## BEGIN
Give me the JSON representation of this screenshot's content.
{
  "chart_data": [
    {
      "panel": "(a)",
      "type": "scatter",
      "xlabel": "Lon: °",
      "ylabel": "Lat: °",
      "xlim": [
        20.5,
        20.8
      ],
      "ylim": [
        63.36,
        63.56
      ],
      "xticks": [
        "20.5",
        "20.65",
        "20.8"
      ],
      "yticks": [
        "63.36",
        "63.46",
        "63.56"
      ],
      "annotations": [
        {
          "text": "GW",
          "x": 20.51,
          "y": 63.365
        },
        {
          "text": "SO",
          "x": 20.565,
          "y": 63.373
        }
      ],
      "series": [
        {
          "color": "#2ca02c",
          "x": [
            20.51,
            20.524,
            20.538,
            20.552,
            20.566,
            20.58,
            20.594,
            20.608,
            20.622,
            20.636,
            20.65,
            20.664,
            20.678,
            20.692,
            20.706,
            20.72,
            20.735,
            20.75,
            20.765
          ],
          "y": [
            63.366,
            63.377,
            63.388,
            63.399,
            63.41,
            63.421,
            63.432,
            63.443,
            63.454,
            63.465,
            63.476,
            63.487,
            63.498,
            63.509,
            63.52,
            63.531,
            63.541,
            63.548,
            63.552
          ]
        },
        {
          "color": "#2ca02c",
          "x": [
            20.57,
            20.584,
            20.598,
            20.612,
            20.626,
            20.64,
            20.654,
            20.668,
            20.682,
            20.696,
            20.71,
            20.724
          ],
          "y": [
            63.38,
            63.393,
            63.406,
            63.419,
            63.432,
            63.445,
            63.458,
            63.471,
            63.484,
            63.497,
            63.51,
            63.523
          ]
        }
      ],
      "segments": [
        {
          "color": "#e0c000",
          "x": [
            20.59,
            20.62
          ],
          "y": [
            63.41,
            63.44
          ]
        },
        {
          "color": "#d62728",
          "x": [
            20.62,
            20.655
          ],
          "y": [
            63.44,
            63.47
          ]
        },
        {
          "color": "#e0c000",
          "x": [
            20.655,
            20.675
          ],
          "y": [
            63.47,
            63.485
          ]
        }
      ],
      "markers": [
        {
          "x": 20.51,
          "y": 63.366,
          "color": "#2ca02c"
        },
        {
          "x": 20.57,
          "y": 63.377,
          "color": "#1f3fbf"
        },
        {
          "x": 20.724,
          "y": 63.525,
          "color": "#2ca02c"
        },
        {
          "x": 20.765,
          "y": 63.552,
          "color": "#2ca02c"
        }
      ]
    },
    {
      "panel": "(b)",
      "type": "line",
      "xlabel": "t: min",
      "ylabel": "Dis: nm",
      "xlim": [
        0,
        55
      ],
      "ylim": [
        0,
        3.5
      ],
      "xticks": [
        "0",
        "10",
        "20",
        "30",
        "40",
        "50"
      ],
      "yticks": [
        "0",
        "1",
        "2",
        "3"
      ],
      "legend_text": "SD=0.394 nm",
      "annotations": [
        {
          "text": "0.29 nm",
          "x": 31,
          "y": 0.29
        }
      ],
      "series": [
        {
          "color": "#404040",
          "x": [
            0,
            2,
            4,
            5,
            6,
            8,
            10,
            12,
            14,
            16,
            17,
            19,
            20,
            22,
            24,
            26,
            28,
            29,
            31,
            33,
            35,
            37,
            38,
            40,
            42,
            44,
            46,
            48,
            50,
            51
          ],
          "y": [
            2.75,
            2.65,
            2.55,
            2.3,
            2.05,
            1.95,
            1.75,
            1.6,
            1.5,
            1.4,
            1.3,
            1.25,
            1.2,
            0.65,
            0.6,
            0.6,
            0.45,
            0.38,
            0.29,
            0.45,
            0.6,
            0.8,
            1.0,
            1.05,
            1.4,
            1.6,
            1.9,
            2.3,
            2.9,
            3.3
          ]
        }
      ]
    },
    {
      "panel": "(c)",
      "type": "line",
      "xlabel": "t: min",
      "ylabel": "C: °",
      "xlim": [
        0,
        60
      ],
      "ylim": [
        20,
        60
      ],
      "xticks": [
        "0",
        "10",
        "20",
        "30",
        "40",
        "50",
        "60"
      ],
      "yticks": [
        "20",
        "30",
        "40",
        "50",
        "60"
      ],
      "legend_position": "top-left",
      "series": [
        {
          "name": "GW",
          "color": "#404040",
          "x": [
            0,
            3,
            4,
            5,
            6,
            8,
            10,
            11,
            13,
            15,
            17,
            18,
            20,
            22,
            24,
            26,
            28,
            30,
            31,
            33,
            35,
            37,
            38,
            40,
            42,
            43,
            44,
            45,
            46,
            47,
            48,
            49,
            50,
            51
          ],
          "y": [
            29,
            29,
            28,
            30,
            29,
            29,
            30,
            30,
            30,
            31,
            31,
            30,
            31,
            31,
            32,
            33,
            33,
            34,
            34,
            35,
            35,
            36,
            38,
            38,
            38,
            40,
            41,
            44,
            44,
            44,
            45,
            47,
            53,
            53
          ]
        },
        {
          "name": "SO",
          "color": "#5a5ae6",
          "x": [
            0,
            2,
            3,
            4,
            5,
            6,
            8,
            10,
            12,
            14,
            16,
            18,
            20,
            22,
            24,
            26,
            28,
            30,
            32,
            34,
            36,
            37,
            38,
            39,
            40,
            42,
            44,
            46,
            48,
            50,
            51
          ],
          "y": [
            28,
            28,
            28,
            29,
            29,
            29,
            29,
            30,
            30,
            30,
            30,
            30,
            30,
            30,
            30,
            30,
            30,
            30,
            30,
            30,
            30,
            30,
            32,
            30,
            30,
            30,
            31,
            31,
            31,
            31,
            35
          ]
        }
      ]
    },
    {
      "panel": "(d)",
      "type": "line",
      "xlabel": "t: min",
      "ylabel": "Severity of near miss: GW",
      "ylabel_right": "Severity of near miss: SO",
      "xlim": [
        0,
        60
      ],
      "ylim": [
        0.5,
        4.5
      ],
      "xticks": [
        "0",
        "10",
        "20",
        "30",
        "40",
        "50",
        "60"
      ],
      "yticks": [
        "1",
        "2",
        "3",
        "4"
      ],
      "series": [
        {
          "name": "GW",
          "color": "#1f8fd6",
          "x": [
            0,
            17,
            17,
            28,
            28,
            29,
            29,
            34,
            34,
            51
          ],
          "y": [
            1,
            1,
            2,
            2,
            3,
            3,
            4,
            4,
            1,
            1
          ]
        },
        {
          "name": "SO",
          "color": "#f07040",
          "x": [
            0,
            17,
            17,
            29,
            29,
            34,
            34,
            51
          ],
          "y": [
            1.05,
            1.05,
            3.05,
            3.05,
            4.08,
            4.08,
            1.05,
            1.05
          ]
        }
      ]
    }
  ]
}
## END
• **To be done**: Reproduce each line holding the word "miss".

• **Solution to the exercise**:
      "ylabel": "Severity of near miss: GW",
      "ylabel_right": "Severity of near miss: SO",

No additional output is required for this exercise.